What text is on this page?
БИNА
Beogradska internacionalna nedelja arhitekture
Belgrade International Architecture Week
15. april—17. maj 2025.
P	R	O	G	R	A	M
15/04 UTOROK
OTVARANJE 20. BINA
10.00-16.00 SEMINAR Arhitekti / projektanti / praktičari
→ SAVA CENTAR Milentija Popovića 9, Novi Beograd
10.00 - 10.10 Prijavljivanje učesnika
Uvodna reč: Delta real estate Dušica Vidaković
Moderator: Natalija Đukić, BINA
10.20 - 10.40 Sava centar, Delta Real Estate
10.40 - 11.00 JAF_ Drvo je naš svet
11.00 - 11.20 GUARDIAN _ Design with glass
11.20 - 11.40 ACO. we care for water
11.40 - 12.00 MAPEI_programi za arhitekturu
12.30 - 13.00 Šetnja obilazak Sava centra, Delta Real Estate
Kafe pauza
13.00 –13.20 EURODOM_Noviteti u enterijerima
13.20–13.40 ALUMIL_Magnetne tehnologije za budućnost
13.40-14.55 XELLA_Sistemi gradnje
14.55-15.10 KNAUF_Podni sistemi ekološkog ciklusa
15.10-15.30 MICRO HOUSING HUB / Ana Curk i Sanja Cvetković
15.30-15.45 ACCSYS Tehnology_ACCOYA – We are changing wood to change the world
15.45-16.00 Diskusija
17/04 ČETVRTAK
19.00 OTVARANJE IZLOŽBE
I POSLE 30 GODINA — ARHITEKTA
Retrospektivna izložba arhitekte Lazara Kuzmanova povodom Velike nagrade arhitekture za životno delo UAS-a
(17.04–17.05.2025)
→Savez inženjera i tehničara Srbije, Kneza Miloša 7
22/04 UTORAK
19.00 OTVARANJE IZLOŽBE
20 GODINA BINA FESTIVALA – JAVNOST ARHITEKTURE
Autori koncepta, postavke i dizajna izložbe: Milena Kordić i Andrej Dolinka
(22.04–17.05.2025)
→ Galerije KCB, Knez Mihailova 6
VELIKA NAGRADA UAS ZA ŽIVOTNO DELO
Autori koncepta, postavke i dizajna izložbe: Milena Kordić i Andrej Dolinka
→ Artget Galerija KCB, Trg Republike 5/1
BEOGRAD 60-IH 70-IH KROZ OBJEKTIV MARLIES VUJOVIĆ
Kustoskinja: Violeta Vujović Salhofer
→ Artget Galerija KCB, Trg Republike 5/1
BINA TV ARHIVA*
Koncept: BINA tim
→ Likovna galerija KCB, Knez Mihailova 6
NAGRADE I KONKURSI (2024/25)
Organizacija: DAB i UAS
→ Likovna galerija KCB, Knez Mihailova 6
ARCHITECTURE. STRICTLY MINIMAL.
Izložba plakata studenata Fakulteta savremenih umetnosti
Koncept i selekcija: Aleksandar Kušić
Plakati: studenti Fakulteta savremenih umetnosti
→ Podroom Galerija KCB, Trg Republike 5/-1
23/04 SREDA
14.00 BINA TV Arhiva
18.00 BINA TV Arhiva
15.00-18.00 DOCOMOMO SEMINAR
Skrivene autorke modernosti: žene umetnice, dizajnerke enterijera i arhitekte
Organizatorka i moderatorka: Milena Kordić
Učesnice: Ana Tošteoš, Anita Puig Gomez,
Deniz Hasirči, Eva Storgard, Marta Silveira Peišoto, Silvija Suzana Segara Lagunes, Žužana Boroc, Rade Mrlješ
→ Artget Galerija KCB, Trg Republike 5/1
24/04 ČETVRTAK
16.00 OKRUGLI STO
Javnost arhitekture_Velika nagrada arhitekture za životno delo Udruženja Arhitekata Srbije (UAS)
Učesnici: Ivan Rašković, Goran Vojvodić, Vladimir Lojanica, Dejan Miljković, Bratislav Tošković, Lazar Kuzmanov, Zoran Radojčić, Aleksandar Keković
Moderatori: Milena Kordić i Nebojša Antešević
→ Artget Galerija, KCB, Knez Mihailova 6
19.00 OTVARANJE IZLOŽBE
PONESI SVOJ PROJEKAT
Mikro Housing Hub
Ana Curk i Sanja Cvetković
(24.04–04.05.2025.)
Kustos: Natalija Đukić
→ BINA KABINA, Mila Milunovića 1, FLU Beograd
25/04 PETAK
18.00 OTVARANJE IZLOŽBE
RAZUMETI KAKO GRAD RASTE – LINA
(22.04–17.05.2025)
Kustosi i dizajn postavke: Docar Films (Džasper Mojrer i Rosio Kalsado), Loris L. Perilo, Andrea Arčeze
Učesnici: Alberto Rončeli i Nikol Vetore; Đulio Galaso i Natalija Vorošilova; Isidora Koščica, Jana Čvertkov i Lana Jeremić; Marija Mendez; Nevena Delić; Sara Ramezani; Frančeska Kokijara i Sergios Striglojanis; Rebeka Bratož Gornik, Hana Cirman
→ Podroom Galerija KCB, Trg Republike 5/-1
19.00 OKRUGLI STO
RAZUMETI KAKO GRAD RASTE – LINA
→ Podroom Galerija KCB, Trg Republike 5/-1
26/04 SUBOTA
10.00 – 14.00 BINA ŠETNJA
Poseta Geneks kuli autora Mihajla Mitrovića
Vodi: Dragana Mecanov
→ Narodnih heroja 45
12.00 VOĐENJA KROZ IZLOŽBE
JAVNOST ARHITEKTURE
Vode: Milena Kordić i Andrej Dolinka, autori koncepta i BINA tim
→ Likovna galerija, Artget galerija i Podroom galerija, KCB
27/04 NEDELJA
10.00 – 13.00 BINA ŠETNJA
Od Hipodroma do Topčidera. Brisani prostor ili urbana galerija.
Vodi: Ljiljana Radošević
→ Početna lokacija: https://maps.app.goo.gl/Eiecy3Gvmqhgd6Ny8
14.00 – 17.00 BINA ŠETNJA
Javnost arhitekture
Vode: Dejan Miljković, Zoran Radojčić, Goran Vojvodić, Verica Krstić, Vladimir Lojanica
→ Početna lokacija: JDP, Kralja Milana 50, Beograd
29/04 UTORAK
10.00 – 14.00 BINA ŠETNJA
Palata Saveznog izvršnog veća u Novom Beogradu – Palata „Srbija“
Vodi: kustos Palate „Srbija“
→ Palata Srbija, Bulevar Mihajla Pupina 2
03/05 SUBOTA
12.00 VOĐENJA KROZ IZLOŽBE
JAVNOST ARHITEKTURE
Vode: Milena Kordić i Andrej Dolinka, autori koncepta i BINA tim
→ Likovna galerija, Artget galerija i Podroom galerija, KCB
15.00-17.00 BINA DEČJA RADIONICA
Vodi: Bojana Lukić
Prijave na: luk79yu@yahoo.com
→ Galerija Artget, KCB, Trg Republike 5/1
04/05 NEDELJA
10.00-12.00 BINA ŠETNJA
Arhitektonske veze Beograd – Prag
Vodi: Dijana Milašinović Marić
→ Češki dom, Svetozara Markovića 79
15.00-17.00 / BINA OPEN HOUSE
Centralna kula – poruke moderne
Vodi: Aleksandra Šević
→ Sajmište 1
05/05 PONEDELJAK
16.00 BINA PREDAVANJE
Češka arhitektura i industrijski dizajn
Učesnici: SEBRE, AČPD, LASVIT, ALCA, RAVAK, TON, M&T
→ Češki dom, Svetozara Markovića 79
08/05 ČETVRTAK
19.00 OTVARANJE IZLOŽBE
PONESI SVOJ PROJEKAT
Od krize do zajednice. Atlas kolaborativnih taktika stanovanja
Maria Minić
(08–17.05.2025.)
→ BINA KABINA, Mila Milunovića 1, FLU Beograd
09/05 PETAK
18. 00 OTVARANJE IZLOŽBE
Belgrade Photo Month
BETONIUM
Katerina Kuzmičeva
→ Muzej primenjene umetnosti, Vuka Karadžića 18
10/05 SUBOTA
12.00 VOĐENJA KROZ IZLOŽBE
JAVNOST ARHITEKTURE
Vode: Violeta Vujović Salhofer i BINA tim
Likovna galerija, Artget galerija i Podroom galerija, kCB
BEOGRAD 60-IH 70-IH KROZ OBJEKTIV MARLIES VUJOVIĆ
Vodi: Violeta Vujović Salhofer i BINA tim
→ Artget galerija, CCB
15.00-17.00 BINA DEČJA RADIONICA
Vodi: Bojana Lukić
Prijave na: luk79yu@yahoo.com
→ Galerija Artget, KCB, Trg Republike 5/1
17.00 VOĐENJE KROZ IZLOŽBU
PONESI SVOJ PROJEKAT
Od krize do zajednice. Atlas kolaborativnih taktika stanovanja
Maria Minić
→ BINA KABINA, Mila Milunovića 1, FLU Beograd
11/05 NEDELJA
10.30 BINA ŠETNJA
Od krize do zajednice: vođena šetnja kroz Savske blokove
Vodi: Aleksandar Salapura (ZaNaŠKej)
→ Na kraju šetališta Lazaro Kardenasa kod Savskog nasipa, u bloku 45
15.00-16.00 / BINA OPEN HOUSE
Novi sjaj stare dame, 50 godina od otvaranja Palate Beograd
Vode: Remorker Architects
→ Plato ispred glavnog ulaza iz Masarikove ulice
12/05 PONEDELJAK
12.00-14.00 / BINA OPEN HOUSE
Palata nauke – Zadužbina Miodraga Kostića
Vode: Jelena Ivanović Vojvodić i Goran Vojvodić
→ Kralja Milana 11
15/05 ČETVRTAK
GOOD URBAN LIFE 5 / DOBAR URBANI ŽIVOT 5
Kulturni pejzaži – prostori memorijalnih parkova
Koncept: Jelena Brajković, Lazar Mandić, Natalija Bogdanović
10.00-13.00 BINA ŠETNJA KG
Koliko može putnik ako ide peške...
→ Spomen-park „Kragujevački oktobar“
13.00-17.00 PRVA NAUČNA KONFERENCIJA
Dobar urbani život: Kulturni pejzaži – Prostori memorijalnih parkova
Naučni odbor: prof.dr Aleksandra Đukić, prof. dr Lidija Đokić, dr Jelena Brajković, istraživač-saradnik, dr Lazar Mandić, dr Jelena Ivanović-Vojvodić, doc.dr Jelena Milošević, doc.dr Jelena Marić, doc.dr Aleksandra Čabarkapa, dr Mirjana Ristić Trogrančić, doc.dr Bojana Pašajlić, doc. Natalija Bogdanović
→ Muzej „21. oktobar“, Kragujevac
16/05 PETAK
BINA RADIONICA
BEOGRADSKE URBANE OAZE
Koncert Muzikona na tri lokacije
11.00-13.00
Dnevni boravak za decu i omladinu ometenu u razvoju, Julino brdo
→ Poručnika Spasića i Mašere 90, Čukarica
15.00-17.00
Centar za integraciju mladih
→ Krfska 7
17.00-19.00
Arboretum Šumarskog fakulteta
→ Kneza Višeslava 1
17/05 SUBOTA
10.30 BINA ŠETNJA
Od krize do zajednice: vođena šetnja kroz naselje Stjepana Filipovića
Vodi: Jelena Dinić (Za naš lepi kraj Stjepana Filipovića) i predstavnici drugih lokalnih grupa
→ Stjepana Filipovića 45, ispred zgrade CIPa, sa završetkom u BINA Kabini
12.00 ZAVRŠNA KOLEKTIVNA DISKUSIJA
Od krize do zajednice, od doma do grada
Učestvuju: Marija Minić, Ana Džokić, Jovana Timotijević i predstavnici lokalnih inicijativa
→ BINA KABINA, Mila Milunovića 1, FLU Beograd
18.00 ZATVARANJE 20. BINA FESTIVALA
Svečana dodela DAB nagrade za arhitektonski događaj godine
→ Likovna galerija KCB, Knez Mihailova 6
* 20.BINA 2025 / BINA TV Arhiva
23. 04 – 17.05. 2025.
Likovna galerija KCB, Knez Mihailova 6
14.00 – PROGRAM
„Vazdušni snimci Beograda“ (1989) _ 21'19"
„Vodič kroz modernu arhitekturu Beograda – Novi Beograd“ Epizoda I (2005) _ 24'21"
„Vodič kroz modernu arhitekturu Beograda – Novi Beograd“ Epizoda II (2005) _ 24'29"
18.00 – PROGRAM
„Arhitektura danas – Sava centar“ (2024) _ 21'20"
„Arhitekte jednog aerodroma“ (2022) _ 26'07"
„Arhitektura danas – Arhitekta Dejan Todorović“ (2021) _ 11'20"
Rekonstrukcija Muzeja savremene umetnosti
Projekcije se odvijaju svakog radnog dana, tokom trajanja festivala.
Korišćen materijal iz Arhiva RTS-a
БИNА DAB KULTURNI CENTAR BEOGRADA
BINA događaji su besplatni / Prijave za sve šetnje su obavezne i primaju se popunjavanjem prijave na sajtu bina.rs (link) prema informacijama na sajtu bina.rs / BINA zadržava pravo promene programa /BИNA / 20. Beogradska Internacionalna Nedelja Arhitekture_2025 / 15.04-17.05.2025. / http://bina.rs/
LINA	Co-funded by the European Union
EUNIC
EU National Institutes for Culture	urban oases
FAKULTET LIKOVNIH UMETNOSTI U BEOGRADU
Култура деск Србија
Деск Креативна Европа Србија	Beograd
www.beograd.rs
----------
Brief = Where a line holds the string "Bogdanović", copy that line.

Right answer =
Koncept: Jelena Brajković, Lazar Mandić, Natalija Bogdanović
Naučni odbor: prof.dr Aleksandra Đukić, prof. dr Lidija Đokić, dr Jelena Brajković, istraživač-saradnik, dr Lazar Mandić, dr Jelena Ivanović-Vojvodić, doc.dr Jelena Milošević, doc.dr Jelena Marić, doc.dr Aleksandra Čabarkapa, dr Mirjana Ristić Trogrančić, doc.dr Bojana Pašajlić, doc. Natalija Bogdanović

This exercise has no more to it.